- _TASK DETAILS_
Wherever a line holds the string "total", copy that line.

- _Saved data entries_
--- Begin ---
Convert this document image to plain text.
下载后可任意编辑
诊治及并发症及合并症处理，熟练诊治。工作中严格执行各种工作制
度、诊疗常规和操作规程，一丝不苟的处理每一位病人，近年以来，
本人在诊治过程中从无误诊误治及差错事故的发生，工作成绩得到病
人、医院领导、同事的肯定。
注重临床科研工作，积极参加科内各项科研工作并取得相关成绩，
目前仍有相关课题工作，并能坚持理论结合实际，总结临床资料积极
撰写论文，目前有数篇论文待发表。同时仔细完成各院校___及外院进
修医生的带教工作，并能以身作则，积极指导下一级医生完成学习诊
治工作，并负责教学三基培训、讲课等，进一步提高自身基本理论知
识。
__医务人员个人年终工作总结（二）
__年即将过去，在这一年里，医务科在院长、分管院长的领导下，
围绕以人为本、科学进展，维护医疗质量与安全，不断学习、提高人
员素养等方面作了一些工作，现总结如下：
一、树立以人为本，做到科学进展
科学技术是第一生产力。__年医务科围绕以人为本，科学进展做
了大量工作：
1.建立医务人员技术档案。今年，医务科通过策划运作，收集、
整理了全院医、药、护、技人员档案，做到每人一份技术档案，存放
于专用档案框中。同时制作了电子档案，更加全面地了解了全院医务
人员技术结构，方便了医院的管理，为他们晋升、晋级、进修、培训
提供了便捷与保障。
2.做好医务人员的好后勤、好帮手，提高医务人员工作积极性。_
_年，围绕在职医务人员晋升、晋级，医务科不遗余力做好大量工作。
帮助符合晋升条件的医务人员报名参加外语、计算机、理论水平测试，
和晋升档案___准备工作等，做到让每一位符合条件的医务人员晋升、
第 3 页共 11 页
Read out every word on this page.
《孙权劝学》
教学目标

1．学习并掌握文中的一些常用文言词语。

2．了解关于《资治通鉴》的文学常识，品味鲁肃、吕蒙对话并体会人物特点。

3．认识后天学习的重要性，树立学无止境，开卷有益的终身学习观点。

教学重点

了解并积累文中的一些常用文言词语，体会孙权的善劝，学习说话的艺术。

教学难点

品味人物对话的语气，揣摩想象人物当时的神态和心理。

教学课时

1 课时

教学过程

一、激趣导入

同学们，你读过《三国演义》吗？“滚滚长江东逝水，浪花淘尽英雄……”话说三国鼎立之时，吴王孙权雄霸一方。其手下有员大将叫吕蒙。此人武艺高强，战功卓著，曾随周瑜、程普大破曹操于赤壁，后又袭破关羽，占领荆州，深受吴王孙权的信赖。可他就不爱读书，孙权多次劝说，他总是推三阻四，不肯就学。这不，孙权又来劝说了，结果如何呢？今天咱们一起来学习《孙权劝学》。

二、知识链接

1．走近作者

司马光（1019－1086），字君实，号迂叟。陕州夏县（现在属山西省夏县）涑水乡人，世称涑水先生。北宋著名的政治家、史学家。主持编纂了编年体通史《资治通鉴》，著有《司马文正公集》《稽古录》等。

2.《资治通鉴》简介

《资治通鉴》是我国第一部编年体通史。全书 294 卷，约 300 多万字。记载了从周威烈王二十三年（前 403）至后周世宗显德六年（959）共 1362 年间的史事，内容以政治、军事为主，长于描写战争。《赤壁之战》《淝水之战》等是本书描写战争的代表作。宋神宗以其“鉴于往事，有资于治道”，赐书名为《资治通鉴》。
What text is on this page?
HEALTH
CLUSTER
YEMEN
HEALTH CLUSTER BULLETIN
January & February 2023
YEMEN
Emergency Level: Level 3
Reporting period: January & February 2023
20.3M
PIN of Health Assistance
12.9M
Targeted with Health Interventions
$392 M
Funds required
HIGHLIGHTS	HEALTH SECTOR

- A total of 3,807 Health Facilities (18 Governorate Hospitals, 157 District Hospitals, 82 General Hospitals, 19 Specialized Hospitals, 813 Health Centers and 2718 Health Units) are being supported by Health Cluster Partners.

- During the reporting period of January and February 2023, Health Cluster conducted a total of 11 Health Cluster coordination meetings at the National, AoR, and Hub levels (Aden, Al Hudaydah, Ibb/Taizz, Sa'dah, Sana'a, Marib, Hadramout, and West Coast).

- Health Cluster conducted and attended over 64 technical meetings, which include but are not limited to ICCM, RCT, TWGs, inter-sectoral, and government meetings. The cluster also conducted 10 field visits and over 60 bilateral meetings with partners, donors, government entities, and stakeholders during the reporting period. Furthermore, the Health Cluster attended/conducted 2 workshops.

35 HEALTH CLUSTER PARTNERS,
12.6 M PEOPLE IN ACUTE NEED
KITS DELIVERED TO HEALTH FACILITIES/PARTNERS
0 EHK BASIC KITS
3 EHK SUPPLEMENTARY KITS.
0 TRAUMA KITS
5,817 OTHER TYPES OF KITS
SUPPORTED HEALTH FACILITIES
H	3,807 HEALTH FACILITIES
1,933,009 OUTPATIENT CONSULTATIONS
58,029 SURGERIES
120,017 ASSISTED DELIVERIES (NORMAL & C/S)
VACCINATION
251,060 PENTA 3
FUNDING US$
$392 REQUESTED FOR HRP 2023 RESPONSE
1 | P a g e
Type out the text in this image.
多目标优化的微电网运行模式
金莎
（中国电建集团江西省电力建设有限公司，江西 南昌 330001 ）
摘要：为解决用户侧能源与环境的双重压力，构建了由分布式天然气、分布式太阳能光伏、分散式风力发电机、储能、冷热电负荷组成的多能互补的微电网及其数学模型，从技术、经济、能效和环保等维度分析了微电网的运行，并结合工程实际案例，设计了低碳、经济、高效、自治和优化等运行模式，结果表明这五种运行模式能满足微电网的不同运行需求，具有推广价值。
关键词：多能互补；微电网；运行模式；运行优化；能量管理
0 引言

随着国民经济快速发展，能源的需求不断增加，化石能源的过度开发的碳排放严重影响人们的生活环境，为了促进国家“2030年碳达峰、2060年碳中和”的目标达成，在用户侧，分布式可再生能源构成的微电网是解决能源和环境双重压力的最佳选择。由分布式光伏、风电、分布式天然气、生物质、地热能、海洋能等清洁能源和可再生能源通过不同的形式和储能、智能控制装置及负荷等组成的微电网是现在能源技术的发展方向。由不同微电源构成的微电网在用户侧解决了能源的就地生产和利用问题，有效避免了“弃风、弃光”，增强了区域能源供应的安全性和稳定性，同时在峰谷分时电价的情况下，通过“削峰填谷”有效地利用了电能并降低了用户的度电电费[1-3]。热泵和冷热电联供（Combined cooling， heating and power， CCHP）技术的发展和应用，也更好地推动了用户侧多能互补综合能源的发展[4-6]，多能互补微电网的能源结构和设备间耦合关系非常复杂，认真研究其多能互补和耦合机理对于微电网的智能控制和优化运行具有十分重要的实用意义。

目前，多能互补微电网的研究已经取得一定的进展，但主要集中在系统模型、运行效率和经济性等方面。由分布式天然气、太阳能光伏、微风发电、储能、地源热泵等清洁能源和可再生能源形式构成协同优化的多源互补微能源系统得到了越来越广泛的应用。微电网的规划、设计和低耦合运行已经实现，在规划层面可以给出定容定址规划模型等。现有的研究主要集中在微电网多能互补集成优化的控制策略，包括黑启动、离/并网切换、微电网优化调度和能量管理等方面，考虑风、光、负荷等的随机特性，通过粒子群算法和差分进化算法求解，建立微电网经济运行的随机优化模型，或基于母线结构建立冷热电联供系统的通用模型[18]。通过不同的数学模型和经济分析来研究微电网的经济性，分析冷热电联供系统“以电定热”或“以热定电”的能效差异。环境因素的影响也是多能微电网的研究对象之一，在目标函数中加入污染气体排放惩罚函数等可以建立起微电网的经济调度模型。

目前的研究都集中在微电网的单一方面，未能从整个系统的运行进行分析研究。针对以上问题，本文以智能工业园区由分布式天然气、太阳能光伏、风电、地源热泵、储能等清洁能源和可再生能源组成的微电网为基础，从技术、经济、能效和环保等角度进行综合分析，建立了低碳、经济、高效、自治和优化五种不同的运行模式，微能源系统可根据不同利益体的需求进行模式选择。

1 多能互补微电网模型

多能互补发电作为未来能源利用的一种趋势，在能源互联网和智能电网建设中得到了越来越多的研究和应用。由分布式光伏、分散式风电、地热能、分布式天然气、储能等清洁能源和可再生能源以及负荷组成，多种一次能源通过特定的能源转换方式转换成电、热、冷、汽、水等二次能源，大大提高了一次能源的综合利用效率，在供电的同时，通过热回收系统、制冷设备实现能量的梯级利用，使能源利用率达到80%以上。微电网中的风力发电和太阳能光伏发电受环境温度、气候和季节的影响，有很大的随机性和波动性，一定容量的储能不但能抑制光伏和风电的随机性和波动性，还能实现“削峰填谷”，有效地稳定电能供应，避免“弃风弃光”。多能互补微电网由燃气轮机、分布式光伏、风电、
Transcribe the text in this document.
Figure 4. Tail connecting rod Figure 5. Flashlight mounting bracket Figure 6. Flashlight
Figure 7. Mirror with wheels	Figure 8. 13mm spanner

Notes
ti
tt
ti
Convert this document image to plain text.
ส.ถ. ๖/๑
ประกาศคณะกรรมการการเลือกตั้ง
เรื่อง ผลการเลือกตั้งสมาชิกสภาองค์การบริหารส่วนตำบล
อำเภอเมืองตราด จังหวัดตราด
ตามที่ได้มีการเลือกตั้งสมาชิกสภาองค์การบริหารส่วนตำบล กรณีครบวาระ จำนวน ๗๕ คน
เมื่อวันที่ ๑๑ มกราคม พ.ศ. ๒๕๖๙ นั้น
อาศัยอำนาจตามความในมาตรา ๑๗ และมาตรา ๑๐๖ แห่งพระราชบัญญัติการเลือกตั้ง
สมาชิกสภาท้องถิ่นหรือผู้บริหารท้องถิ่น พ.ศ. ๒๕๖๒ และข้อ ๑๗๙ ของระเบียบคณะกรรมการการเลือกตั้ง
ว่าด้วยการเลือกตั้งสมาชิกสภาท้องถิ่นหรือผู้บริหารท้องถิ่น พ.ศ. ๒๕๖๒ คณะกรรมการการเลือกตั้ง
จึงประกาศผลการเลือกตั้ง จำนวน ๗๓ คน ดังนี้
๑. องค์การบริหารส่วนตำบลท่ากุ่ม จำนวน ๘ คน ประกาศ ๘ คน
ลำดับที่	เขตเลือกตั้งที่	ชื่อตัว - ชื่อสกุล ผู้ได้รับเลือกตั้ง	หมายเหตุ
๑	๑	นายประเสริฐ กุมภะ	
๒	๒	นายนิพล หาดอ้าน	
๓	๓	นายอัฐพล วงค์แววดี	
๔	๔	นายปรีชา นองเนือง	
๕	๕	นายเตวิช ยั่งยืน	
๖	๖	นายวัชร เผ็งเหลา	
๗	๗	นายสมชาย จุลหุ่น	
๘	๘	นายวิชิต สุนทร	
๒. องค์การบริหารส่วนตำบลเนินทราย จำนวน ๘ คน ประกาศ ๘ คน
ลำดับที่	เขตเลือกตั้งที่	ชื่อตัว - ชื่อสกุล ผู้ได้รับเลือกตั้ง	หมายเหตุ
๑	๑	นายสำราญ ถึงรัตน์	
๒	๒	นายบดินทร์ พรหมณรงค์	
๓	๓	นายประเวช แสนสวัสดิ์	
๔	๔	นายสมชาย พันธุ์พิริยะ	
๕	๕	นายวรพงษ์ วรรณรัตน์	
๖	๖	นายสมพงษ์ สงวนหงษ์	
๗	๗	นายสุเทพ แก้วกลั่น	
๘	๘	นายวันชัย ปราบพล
--- End ---
- _WRITTEN SOLUTION_
- A total of 3,807 Health Facilities (18 Governorate Hospitals, 157 District Hospitals, 82 General Hospitals, 19 Specialized Hospitals, 813 Health Centers and 2718 Health Units) are being supported by Health Cluster Partners.
- During the reporting period of January and February 2023, Health Cluster conducted a total of 11 Health Cluster coordination meetings at the National, AoR, and Hub levels (Aden, Al Hudaydah, Ibb/Taizz, Sa'dah, Sana'a, Marib, Hadramout, and West Coast).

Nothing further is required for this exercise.